WHAT THE TASK ASKS: Filter the entries that follow, copying every line in which the word "יחסי" appears.

═══

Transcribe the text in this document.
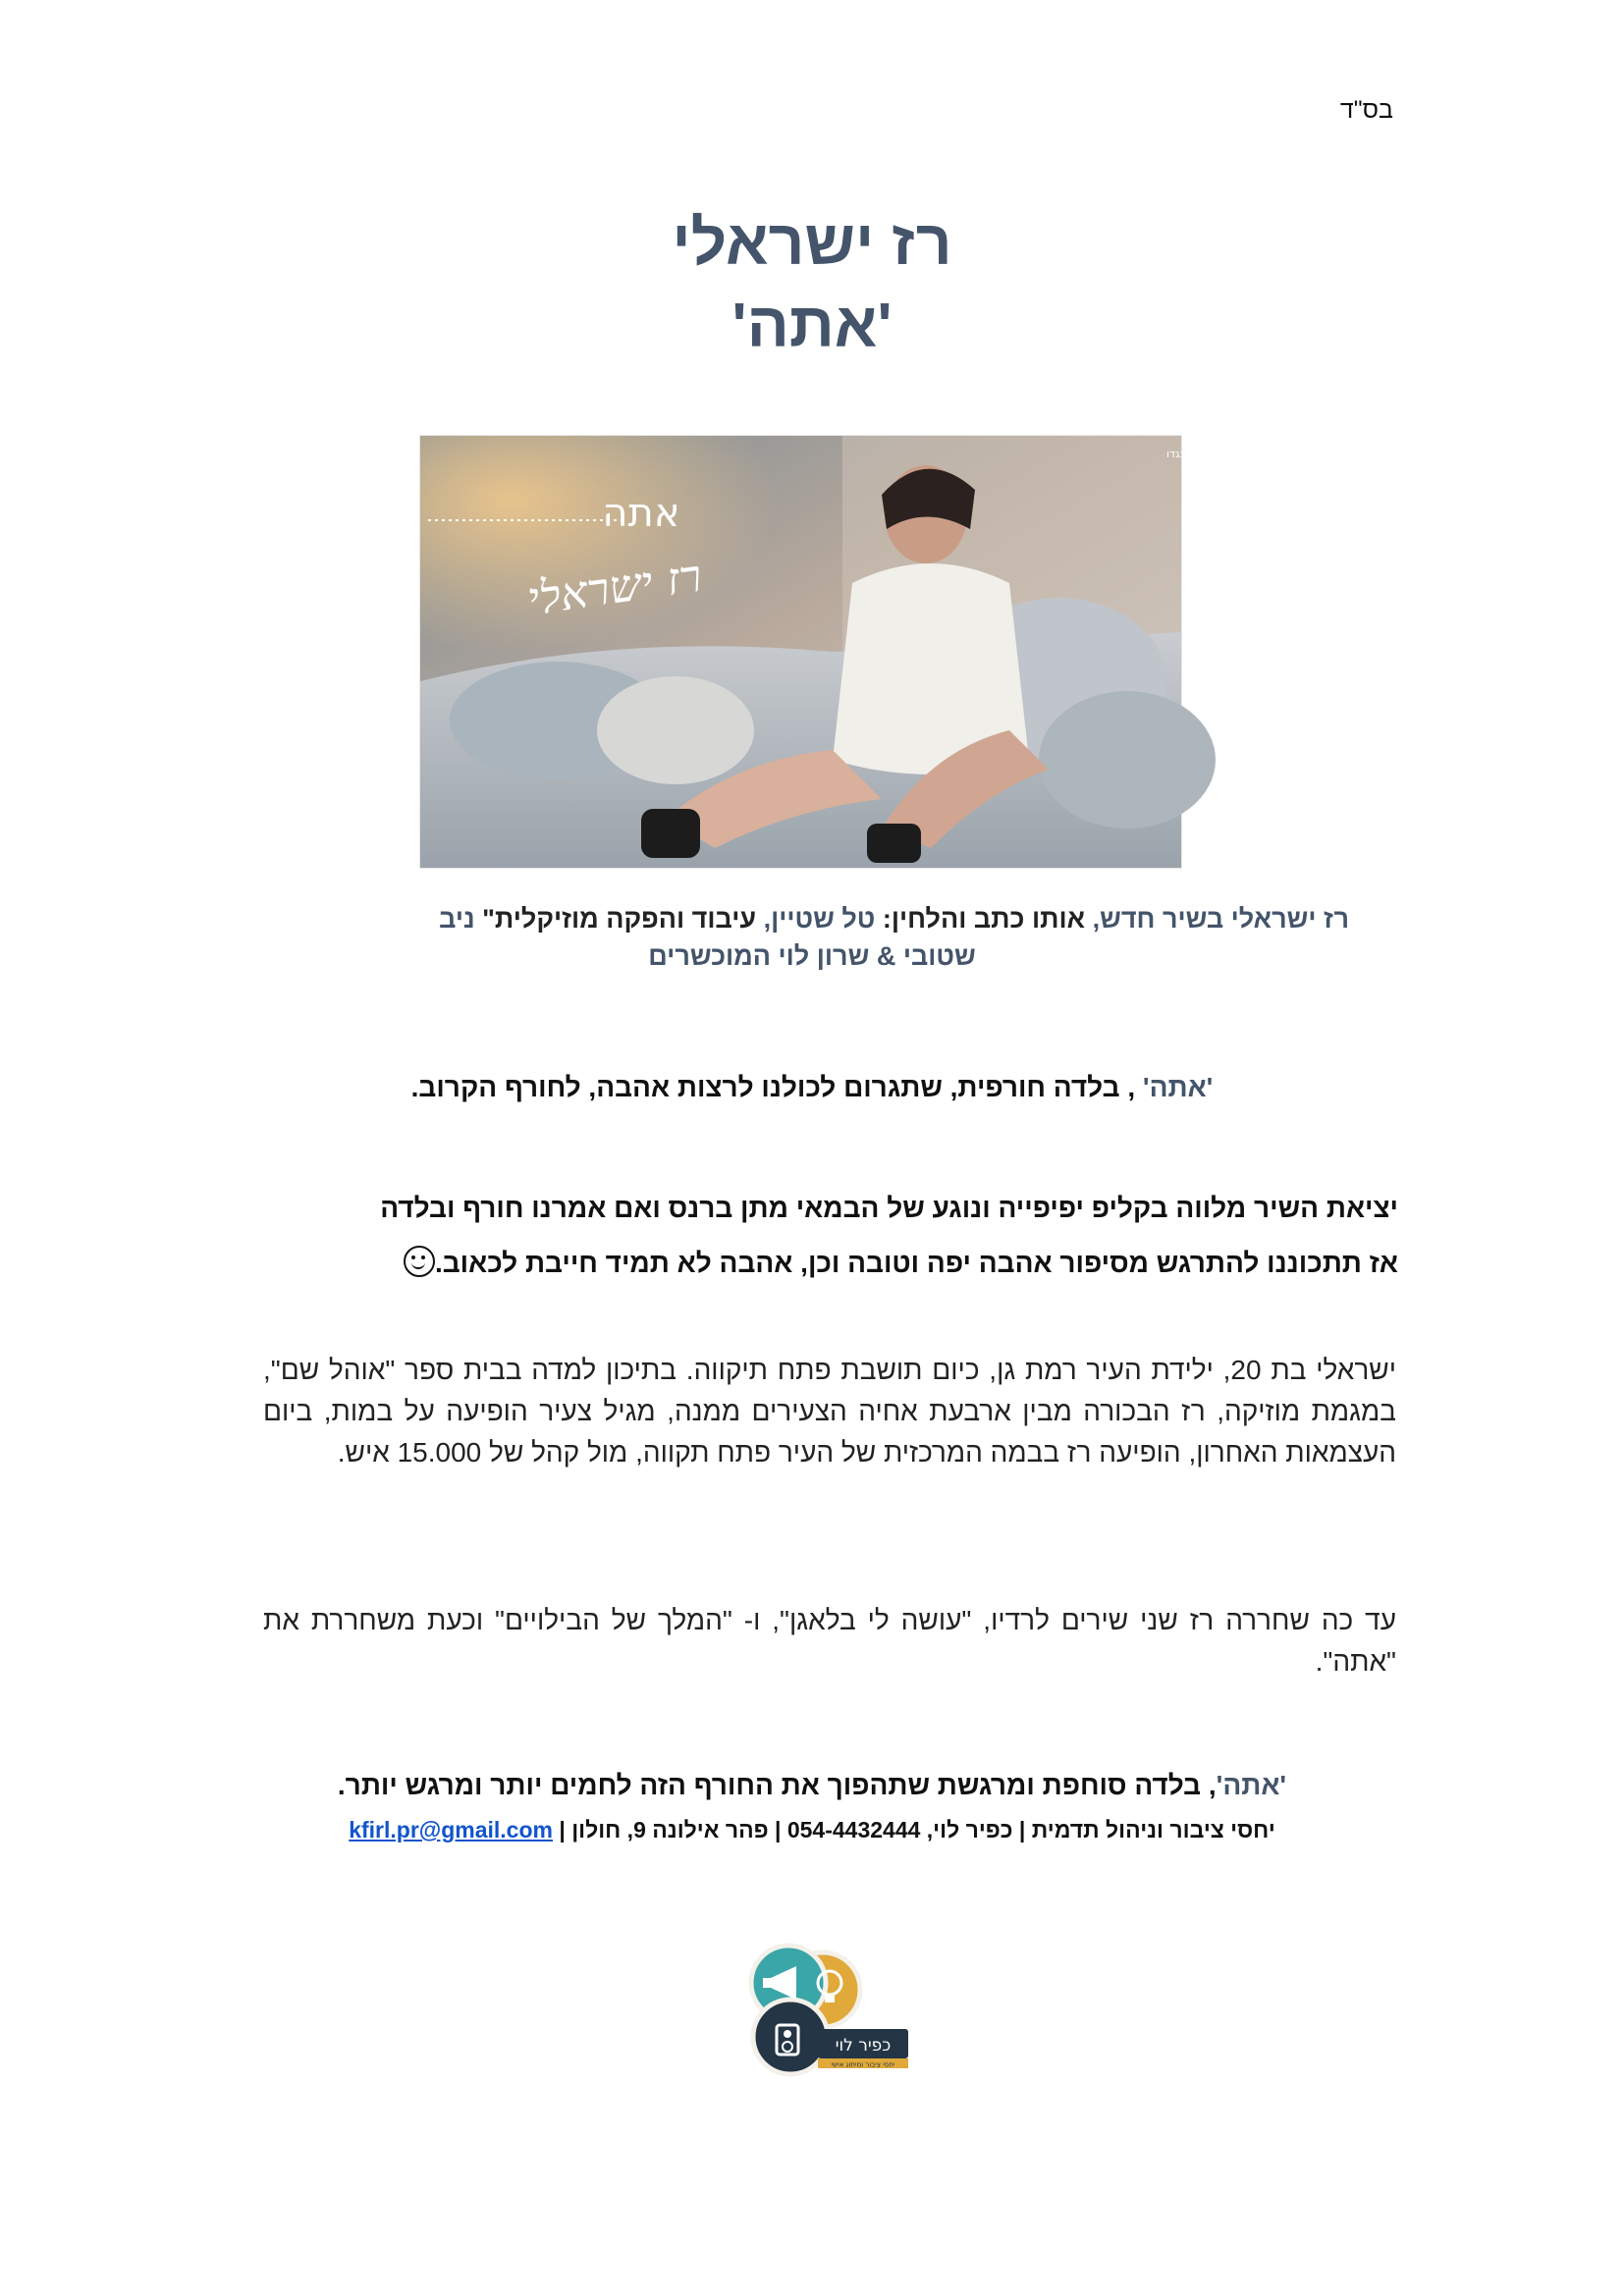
בס"ד
רז ישראלי
'אתה'
אתה
רז ישראלי
נגדו
רז ישראלי בשיר חדש, אותו כתב והלחין: טל שטיין, עיבוד והפקה מוזיקלית" ניב
שטובי & שרון לוי המוכשרים
'אתה' , בלדה חורפית, שתגרום לכולנו לרצות אהבה, לחורף הקרוב.
יציאת השיר מלווה בקליפ יפיפייה ונוגע של הבמאי מתן ברנס ואם אמרנו חורף ובלדה
אז תתכוננו להתרגש מסיפור אהבה יפה וטובה וכן, אהבה לא תמיד חייבת לכאוב.
ישראלי בת 20, ילידת העיר רמת גן, כיום תושבת פתח תיקווה. בתיכון למדה בבית ספר "אוהל שם", במגמת מוזיקה, רז הבכורה מבין ארבעת אחיה הצעירים ממנה, מגיל צעיר הופיעה על במות, ביום העצמאות האחרון, הופיעה רז בבמה המרכזית של העיר פתח תקווה, מול קהל של 15.000 איש.
עד כה שחררה רז שני שירים לרדיו, "עושה לי בלאגן", ו- "המלך של הבילויים" וכעת משחררת את "אתה".
'אתה', בלדה סוחפת ומרגשת שתהפוך את החורף הזה לחמים יותר ומרגש יותר.
יחסי ציבור וניהול תדמית | כפיר לוי, 054-4432444 | פהר אילונה 9, חולון | kfirl.pr@gmail.com
כפיר לוי
יחסי ציבור ומיתוג אישי
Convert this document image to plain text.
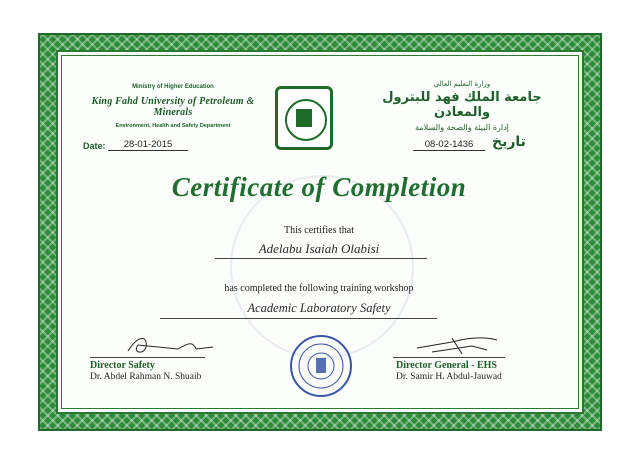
Ministry of Higher Education
King Fahd University of Petroleum & Minerals
Environment, Health and Safety Department
وزارة التعليم العالي
جامعة الملك فهد للبترول والمعادن
إدارة البيئة والصحة والسلامة
Date:	28-01-2015	08-02-1436	تاريخ
Certificate of Completion
This certifies that
Adelabu Isaiah Olabisi
has completed the following training workshop
Academic Laboratory Safety
Director Safety
Dr. Abdel Rahman N. Shuaib
Director General - EHS
Dr. Samir H. Abdul-Jauwad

═══

EXPECTED ANSWER:
יחסי ציבור וניהול תדמית | כפיר לוי, 054-4432444 | פהר אילונה 9, חולון | kfirl.pr@gmail.com
יחסי ציבור ומיתוג אישי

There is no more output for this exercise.